# Your task:
Report, word for word, every line of the material that contains "adecuada".

Collected data entries
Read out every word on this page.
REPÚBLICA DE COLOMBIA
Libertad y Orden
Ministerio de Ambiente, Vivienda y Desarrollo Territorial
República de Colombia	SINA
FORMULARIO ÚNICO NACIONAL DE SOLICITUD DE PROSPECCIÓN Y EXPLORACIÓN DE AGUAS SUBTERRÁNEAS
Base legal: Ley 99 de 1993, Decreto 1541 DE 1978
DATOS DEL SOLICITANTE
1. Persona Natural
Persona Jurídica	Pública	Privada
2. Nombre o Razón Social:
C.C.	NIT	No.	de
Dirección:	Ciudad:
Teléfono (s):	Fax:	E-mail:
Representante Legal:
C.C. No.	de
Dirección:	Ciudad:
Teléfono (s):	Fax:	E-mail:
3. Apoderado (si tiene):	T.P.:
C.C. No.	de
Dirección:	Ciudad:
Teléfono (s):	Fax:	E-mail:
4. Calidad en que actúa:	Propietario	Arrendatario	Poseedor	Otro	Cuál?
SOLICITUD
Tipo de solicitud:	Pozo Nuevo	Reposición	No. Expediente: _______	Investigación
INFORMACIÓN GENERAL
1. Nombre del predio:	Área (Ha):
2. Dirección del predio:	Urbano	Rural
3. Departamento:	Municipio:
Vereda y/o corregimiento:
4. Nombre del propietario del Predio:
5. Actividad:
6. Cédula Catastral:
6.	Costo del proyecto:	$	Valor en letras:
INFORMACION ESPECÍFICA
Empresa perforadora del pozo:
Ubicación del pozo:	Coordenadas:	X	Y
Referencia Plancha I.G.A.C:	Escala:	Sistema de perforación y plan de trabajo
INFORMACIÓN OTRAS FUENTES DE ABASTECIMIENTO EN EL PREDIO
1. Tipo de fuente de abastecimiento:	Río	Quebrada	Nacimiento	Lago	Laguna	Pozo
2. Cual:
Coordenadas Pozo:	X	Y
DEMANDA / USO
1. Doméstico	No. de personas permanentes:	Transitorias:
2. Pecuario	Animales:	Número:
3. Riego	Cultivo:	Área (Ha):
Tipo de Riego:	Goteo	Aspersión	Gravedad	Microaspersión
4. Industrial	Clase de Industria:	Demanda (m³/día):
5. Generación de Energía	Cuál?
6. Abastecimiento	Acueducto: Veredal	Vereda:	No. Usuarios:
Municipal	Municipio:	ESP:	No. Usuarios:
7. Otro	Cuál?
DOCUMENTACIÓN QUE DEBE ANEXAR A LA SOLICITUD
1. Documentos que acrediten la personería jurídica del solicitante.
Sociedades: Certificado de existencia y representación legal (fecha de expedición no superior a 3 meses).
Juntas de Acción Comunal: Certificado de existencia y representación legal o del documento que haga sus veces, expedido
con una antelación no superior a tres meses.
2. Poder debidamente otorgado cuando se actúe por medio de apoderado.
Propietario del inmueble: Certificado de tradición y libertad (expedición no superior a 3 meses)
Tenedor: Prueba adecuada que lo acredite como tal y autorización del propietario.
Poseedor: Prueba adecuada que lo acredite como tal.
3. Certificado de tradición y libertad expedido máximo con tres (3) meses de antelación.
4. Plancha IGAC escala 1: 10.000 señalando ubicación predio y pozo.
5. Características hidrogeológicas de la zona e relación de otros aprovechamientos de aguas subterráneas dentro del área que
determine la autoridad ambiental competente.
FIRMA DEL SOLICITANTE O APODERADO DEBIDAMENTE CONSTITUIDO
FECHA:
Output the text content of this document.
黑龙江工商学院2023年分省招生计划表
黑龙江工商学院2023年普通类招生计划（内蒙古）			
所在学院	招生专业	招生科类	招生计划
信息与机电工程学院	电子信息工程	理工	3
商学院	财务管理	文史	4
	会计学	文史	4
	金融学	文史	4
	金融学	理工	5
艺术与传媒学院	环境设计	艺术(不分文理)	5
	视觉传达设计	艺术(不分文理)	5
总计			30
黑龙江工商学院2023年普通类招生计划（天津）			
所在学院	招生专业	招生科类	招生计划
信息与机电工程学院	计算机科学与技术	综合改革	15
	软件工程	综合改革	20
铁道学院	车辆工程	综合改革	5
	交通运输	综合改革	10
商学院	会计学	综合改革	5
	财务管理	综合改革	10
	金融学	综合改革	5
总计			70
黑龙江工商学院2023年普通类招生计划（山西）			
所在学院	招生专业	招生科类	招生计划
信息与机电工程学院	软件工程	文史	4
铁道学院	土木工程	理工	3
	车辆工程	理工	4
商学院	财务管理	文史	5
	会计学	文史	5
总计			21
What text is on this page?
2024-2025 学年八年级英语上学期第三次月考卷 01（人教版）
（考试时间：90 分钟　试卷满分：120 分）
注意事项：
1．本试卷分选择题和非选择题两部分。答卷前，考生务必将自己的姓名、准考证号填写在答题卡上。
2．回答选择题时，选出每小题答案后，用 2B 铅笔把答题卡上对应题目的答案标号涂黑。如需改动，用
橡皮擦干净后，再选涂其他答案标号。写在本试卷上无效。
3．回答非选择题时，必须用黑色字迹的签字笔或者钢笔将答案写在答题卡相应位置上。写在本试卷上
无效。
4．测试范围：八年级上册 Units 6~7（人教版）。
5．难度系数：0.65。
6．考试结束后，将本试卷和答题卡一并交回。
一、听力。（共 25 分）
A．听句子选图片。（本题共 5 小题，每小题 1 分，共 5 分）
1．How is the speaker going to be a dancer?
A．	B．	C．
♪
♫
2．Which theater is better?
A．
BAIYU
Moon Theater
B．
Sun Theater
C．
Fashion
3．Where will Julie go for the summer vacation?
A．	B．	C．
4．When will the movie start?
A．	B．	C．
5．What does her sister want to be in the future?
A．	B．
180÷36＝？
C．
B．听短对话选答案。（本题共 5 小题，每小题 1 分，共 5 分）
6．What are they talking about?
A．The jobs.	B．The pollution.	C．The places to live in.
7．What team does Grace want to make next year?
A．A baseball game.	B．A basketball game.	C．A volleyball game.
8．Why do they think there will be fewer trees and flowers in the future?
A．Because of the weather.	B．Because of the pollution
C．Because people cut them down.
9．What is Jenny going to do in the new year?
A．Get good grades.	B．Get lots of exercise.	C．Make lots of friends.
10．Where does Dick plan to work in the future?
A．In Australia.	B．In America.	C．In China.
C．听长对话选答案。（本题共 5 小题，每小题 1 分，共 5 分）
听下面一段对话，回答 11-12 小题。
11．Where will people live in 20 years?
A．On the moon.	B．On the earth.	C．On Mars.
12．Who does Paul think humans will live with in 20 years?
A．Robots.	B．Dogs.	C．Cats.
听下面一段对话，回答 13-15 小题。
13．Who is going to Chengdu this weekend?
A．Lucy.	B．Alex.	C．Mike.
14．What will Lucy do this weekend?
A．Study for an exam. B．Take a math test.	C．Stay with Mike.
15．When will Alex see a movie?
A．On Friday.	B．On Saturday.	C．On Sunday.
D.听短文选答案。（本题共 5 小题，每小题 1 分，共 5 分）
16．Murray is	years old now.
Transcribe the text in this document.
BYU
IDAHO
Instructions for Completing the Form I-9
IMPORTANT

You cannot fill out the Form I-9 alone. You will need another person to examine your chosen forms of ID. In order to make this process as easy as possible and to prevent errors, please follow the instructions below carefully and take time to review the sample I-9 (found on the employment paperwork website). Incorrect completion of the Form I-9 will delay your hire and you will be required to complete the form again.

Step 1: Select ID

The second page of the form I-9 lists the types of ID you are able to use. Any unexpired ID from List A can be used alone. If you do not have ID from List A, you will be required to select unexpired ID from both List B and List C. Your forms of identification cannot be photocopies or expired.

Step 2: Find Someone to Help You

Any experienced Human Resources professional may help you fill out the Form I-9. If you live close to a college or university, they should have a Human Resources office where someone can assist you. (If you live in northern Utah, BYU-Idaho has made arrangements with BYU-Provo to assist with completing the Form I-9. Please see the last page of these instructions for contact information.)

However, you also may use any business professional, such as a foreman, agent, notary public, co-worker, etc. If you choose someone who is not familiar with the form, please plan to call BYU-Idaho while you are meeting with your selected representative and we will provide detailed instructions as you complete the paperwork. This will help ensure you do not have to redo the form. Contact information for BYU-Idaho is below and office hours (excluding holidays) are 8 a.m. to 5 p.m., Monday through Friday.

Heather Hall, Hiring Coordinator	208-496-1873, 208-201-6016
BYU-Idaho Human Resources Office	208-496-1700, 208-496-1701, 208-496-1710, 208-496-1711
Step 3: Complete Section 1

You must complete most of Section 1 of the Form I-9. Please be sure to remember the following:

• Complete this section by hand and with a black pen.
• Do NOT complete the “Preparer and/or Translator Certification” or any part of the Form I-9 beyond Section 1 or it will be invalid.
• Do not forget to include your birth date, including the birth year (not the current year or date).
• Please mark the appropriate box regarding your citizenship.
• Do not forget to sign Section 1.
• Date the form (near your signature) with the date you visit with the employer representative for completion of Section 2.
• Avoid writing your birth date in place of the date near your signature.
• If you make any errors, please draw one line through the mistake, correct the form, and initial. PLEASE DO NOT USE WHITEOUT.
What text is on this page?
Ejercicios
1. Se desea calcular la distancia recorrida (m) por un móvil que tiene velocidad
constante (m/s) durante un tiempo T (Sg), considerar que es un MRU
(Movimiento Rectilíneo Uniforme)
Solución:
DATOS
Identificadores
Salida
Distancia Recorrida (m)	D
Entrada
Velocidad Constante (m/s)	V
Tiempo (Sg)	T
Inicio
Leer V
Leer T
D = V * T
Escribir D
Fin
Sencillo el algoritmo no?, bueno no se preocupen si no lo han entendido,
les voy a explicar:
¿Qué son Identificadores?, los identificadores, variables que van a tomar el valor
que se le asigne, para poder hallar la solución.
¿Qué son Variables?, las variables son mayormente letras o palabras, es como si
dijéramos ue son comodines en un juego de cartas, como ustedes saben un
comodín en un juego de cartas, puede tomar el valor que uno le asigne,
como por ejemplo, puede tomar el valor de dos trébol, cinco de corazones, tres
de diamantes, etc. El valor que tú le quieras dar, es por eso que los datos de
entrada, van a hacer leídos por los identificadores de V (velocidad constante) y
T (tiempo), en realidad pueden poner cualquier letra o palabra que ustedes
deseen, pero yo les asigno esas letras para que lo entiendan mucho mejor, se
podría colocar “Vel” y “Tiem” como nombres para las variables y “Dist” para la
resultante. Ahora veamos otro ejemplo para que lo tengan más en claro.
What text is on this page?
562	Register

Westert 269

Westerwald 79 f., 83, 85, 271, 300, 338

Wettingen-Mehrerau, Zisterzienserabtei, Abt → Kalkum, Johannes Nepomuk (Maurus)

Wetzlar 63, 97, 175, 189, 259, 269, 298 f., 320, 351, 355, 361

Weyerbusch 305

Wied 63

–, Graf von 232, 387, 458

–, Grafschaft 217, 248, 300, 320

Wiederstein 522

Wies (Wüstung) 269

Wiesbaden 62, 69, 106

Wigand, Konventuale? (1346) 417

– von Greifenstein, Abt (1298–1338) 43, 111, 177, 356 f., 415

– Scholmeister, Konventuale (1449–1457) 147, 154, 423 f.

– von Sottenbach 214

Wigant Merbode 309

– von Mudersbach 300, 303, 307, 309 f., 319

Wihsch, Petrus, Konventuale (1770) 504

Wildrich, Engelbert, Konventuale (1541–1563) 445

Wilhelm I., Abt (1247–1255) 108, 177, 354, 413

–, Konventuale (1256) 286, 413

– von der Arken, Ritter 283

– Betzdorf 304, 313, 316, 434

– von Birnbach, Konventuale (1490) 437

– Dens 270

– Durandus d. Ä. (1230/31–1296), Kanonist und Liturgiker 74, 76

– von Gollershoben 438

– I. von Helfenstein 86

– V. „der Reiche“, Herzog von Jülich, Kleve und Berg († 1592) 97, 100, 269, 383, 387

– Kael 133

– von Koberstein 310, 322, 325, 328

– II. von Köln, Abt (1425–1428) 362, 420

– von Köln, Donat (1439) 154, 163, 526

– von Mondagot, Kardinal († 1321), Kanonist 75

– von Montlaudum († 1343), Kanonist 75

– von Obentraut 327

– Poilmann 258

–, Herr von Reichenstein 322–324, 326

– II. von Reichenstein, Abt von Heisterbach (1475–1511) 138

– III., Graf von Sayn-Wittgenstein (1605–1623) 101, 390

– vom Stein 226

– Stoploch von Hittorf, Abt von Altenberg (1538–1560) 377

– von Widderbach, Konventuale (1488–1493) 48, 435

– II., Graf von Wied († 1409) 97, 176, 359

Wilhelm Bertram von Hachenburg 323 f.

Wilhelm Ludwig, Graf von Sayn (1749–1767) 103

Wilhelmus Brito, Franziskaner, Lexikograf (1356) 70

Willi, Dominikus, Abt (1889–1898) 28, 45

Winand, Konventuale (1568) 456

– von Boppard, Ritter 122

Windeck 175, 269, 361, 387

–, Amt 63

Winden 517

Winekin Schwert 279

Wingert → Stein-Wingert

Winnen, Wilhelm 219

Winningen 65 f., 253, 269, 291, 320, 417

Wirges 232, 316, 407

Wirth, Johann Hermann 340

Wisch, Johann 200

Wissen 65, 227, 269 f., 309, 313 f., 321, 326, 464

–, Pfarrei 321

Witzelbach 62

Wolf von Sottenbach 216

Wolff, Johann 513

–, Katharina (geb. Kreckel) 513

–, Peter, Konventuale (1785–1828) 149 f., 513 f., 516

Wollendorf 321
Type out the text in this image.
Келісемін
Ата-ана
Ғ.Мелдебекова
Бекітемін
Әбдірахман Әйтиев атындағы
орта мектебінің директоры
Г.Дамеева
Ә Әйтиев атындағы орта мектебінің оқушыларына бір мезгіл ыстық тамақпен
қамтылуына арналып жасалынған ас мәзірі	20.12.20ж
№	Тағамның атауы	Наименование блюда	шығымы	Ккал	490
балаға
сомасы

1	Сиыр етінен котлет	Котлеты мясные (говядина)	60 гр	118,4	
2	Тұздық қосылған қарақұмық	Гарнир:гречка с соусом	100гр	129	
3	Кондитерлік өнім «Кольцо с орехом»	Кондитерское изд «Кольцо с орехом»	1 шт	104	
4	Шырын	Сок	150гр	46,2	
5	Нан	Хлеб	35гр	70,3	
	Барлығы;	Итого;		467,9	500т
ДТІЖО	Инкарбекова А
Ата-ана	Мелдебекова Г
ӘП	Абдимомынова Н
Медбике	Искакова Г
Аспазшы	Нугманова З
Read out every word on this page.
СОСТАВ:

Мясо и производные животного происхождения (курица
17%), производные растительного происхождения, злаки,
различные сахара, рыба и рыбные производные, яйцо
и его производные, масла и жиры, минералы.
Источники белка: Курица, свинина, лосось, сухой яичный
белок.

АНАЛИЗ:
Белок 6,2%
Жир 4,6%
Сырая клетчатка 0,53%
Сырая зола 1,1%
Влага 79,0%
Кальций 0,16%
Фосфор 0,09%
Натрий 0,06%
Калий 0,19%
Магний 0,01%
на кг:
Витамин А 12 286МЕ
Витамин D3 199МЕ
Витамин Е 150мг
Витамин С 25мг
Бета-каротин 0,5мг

# Result for this exercise:
Tenedor: Prueba adecuada que lo acredite como tal y autorización del propietario.
Poseedor: Prueba adecuada que lo acredite como tal.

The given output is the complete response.